---------- EXTRACTED RECORDS

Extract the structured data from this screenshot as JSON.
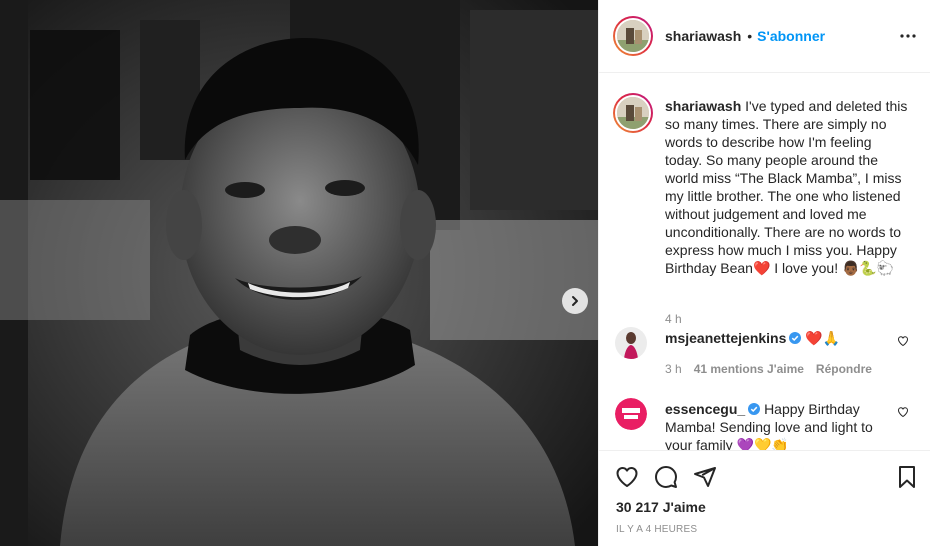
{
  "post": {
    "username": "shariawash",
    "dot": "•",
    "follow_label": "S'abonner",
    "more_label": "•••"
  },
  "caption": {
    "username": "shariawash",
    "text": "I've typed and deleted this so many times. There are simply no words to describe how I'm feeling today. So many people around the world miss “The Black Mamba”, I miss my little brother. The one who listened without judgement and loved me unconditionally. There are no words to express how much I miss you. Happy Birthday Bean❤️  I love you! 👨🏾🐍🐑",
    "time": "4 h"
  },
  "comments": [
    {
      "username": "msjeanettejenkins",
      "text": "❤️🙏",
      "time": "3 h",
      "likes": "41 mentions J'aime",
      "reply": "Répondre"
    },
    {
      "username": "essencegu_",
      "text": "Happy Birthday Mamba! Sending love and light to your family 💜💛👏"
    }
  ],
  "footer": {
    "likes": "30 217 J'aime",
    "time_ago": "IL Y A 4 HEURES"
  },
  "icons": {
    "next": "chevron-right-icon",
    "like": "heart-icon",
    "comment": "comment-icon",
    "share": "paper-plane-icon",
    "save": "bookmark-icon",
    "verified": "verified-badge-icon"
  },
  "colors": {
    "link": "#0095f6",
    "verified": "#3897f0",
    "muted": "#8e8e8e",
    "border": "#efefef"
  }
}
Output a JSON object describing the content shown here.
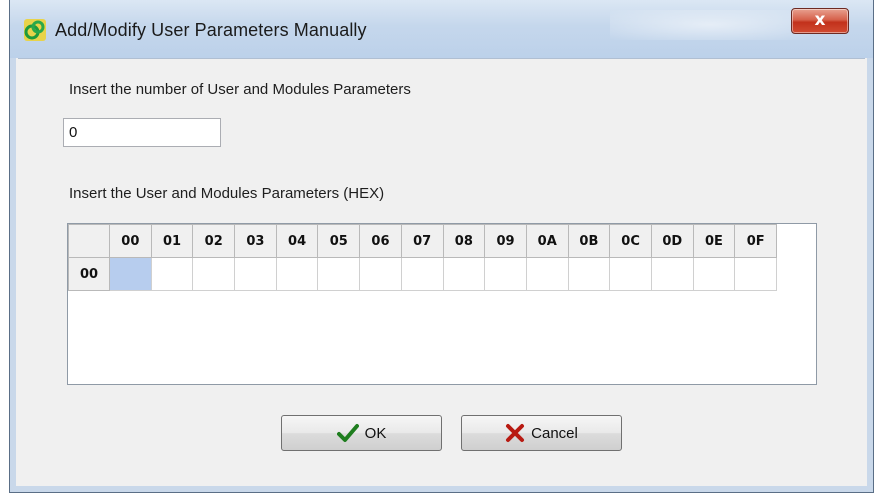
{
  "window": {
    "title": "Add/Modify User Parameters Manually",
    "close_label": "x"
  },
  "form": {
    "count_label": "Insert the number of User and Modules Parameters",
    "count_value": "0",
    "params_label": "Insert the User and Modules Parameters (HEX)"
  },
  "grid": {
    "columns": [
      "00",
      "01",
      "02",
      "03",
      "04",
      "05",
      "06",
      "07",
      "08",
      "09",
      "0A",
      "0B",
      "0C",
      "0D",
      "0E",
      "0F"
    ],
    "rows": [
      "00"
    ]
  },
  "buttons": {
    "ok_label": "OK",
    "cancel_label": "Cancel"
  },
  "colors": {
    "titlebar": "#c5d7ec",
    "selected_cell": "#b7cdee",
    "close_button": "#c2311b"
  },
  "icons": {
    "app": "app-logo-icon",
    "ok": "checkmark-icon",
    "cancel": "red-x-icon"
  }
}
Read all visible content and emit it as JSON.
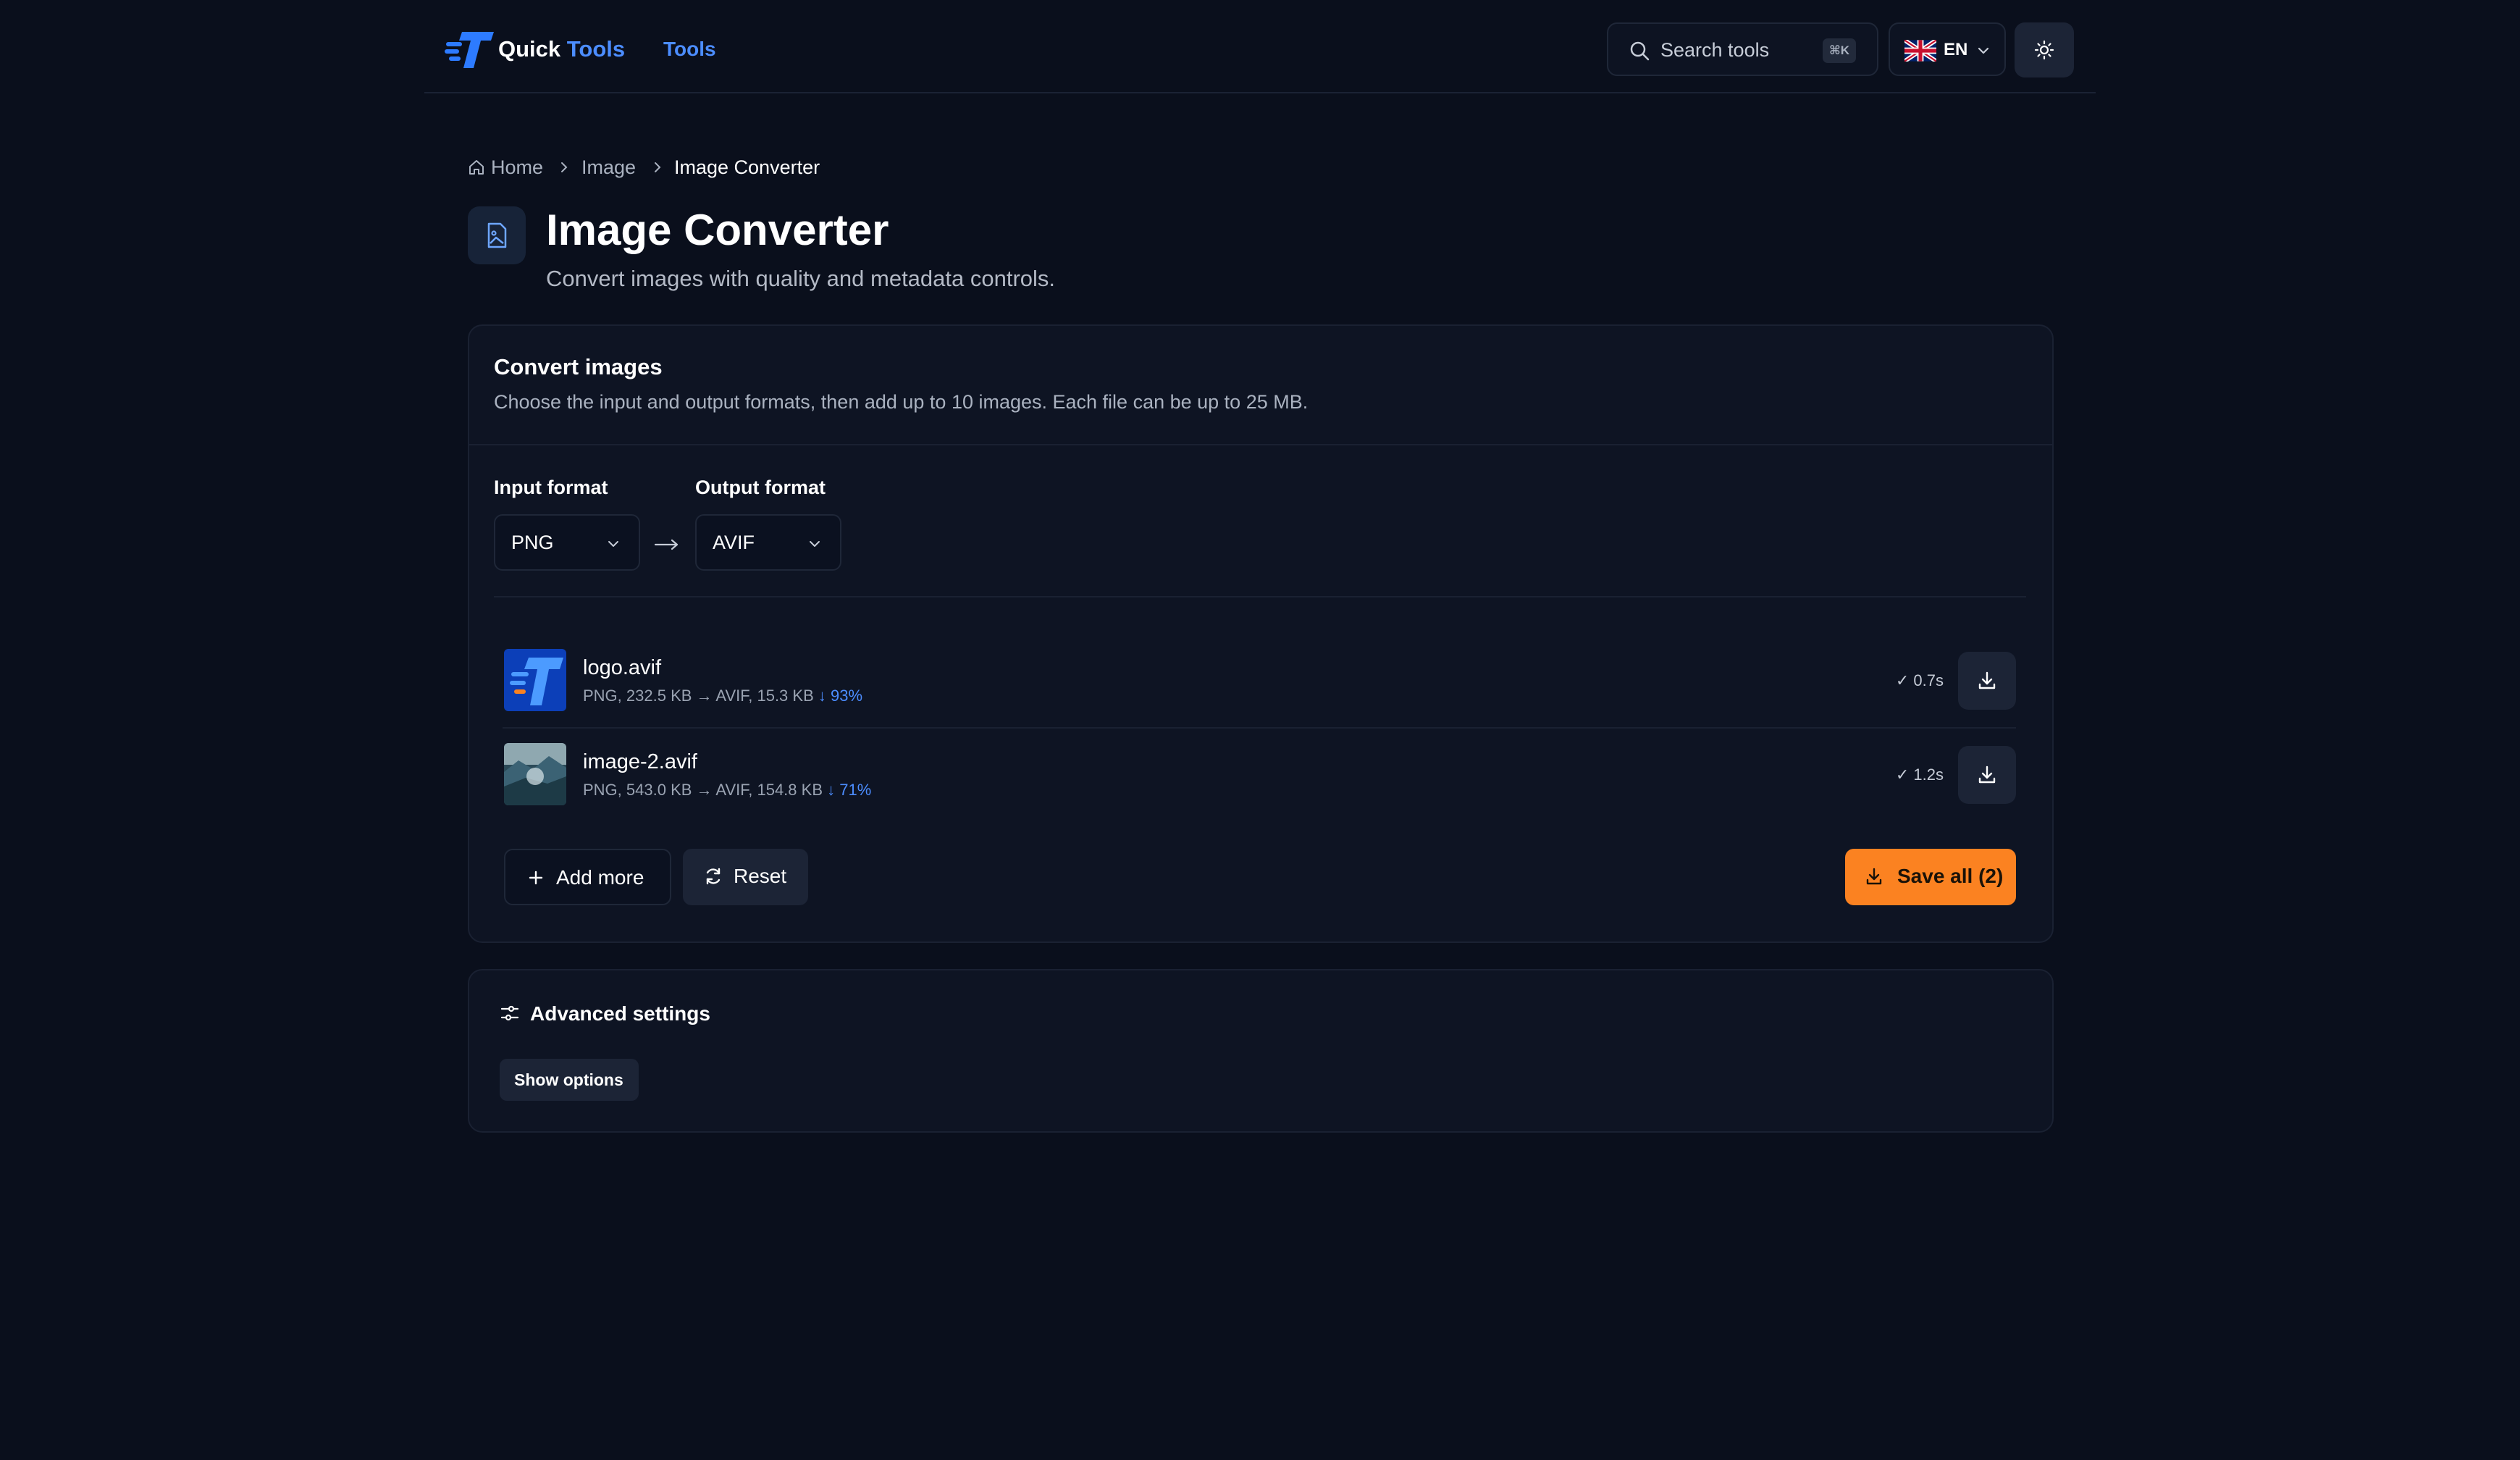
{
  "header": {
    "brand_first": "Quick",
    "brand_second": "Tools",
    "nav_tools": "Tools",
    "search_placeholder": "Search tools",
    "search_shortcut": "⌘K",
    "language": "EN"
  },
  "breadcrumb": [
    "Home",
    "Image",
    "Image Converter"
  ],
  "page": {
    "title": "Image Converter",
    "subtitle": "Convert images with quality and metadata controls."
  },
  "converter": {
    "title": "Convert images",
    "description": "Choose the input and output formats, then add up to 10 images. Each file can be up to 25 MB.",
    "input_label": "Input format",
    "input_value": "PNG",
    "output_label": "Output format",
    "output_value": "AVIF",
    "files": [
      {
        "name": "logo.avif",
        "meta": "PNG, 232.5 KB → AVIF, 15.3 KB",
        "saving": "↓ 93%",
        "time": "✓ 0.7s"
      },
      {
        "name": "image-2.avif",
        "meta": "PNG, 543.0 KB → AVIF, 154.8 KB",
        "saving": "↓ 71%",
        "time": "✓ 1.2s"
      }
    ],
    "add_more": "Add more",
    "reset": "Reset",
    "save_all": "Save all (2)"
  },
  "advanced": {
    "title": "Advanced settings",
    "show_options": "Show options"
  },
  "colors": {
    "background": "#0a0f1c",
    "accent": "#4c8dff",
    "primary_button": "#fb8221"
  }
}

--------------------

→ **WHAT THE EXERCISE ASKS**
From the data above, copy each line that has the string "Birthday".

→ **THE RESPONSE**
    "text": "I've typed and deleted this so many times. There are simply no words to describe how I'm feeling today. So many people around the world miss “The Black Mamba”, I miss my little brother. The one who listened without judgement and loved me unconditionally. There are no words to express how much I miss you. Happy Birthday Bean❤️  I love you! 👨🏾🐍🐑",
      "text": "Happy Birthday Mamba! Sending love and light to your family 💜💛👏"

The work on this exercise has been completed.